# [GIVEN REQUEST]
Extract each line of the records below that contains the word "uren".

(A block of data)
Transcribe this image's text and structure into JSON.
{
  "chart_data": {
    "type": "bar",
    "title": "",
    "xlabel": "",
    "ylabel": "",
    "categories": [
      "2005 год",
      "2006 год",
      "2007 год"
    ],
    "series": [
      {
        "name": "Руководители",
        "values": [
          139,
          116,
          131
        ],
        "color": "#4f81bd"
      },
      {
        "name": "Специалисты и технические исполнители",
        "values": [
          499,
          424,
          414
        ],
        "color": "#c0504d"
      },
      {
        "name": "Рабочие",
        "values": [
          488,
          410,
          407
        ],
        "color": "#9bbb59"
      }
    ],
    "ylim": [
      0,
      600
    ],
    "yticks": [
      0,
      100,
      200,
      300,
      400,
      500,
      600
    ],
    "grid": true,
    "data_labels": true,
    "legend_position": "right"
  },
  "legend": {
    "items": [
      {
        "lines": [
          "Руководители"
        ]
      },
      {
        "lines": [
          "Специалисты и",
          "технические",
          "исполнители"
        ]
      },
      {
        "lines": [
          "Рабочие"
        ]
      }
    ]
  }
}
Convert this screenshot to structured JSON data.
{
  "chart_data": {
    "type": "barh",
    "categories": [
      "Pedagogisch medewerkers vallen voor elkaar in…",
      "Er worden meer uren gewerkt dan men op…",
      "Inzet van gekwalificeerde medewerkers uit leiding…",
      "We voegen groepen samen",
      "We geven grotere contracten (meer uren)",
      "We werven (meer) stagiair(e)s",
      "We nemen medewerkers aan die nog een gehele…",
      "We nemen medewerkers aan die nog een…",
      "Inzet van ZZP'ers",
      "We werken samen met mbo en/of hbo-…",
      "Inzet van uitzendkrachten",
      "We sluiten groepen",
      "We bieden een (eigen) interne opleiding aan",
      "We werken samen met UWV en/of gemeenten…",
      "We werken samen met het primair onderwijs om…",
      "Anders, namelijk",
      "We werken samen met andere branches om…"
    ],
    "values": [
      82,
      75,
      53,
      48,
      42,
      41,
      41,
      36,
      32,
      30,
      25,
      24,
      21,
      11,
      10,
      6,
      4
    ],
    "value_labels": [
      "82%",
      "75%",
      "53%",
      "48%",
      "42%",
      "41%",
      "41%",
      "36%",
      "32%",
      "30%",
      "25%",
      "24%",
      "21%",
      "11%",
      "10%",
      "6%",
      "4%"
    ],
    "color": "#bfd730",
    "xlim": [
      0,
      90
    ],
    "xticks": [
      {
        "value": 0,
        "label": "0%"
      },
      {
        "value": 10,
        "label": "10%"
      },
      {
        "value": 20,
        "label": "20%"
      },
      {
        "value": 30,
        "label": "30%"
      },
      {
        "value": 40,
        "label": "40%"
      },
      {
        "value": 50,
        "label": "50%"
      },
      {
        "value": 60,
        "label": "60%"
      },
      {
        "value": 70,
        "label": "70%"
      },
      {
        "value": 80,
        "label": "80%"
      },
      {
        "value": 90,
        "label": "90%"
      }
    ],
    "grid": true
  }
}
==
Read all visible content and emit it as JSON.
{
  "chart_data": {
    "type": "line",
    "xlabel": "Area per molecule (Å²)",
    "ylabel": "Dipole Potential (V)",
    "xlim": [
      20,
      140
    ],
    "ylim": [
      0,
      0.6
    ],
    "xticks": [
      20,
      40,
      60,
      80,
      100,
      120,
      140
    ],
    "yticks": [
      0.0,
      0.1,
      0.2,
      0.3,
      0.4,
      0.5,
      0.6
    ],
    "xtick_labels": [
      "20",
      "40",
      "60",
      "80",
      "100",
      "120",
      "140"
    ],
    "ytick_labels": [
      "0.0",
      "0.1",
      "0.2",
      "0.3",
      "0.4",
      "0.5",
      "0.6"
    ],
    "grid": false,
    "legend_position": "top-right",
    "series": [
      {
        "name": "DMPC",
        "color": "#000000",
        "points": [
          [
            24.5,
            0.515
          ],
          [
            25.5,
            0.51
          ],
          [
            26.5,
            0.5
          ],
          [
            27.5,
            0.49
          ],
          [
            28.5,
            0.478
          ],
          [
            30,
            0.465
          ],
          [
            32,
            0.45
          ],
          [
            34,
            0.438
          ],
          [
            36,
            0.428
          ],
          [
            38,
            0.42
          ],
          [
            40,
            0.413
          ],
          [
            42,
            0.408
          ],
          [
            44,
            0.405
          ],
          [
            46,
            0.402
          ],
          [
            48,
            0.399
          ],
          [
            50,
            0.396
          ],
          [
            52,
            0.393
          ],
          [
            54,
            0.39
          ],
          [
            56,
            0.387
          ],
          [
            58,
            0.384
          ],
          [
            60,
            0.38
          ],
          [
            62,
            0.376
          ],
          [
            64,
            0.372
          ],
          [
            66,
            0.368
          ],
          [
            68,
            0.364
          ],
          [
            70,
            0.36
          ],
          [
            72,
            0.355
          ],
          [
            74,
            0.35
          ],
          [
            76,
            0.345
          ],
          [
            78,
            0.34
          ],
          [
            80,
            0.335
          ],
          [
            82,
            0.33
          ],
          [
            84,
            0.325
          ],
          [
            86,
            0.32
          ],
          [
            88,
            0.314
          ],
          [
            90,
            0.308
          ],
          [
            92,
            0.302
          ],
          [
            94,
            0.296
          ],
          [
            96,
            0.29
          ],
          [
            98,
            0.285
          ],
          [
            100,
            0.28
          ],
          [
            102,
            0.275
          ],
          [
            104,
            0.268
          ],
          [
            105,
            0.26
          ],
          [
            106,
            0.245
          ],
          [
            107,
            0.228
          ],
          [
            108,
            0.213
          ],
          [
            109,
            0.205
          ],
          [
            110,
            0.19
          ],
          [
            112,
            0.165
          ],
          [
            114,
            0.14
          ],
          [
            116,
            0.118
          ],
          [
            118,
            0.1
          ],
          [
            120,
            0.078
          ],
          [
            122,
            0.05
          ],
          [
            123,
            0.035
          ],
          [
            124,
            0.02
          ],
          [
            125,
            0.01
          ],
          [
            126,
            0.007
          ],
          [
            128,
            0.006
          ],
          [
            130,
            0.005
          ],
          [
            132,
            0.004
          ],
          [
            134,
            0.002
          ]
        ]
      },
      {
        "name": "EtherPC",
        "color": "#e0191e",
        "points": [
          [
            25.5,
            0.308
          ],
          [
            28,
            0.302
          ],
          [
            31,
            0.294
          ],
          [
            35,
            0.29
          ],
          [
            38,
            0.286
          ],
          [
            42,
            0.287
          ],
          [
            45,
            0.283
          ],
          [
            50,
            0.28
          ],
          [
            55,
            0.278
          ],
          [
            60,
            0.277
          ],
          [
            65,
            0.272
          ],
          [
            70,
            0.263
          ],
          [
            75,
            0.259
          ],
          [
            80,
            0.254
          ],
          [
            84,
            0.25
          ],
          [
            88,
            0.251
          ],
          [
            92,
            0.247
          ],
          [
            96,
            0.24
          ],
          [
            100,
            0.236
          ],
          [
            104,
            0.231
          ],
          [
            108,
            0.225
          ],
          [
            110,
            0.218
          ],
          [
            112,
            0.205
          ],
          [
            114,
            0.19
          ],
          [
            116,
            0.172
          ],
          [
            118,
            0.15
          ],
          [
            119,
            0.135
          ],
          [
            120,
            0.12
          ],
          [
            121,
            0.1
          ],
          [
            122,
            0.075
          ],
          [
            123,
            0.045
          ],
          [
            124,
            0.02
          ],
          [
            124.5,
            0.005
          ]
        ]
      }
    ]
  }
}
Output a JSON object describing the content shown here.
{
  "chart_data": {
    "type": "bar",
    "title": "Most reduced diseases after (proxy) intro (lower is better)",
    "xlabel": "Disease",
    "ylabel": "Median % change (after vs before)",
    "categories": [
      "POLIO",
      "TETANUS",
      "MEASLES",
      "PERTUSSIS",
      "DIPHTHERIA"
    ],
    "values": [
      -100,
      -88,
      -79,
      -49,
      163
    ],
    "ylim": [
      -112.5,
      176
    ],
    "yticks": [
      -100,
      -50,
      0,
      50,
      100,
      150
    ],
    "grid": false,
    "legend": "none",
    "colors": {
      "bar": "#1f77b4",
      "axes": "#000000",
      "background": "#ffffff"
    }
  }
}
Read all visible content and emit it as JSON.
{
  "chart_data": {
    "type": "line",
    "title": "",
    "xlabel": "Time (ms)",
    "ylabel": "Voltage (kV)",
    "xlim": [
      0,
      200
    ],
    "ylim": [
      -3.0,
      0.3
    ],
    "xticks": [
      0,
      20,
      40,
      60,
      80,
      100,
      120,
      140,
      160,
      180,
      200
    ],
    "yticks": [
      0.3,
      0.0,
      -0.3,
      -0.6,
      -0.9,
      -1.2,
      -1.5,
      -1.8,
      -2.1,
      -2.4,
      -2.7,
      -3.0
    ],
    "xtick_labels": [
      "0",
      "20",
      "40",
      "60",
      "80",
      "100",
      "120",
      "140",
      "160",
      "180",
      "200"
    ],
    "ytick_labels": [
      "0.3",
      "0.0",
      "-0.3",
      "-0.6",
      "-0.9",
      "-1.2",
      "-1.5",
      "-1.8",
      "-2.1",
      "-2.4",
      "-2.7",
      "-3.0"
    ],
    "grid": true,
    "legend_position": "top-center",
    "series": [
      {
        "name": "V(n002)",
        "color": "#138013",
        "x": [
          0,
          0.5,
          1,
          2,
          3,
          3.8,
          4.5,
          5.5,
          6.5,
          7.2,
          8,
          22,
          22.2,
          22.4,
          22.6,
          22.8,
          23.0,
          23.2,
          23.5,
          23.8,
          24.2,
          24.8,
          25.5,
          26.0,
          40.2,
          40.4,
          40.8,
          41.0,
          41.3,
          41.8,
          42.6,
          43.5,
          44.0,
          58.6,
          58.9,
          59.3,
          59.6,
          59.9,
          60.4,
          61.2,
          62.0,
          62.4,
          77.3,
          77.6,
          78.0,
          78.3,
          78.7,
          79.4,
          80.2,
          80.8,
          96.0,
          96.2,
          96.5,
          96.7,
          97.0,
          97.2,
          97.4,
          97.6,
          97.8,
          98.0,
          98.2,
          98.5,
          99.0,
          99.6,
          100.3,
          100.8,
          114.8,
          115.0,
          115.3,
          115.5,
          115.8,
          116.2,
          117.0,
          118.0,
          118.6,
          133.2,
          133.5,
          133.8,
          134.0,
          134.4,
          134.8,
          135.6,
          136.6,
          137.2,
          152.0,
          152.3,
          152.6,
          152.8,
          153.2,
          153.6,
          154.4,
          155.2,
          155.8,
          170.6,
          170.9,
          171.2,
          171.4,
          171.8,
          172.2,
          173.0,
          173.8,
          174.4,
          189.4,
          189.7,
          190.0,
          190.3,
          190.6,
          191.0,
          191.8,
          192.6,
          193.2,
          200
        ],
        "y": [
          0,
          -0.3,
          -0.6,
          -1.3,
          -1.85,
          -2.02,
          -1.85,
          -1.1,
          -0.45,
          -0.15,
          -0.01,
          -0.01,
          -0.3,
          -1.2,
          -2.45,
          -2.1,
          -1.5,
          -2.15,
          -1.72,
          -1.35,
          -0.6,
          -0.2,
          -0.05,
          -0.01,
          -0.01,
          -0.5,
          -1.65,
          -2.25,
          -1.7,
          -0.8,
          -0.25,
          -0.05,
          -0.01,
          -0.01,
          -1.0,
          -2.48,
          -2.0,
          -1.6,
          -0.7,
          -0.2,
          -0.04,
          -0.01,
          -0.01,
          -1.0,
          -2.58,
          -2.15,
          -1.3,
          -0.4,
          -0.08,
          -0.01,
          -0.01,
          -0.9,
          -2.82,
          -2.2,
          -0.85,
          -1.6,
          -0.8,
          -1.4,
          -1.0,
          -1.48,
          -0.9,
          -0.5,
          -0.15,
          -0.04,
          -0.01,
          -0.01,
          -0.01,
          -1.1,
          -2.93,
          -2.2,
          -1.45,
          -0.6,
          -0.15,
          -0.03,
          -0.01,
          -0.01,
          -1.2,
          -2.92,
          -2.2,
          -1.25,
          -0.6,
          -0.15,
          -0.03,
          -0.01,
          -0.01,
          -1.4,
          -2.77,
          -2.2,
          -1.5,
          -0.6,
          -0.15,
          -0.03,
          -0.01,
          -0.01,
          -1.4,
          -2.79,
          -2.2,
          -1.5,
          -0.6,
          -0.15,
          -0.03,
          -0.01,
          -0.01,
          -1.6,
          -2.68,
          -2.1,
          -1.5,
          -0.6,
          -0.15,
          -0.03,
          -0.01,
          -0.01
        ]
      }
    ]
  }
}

# [EXERCISE ANSWER]
      "Er worden meer uren gewerkt dan men op…",
      "We geven grotere contracten (meer uren)",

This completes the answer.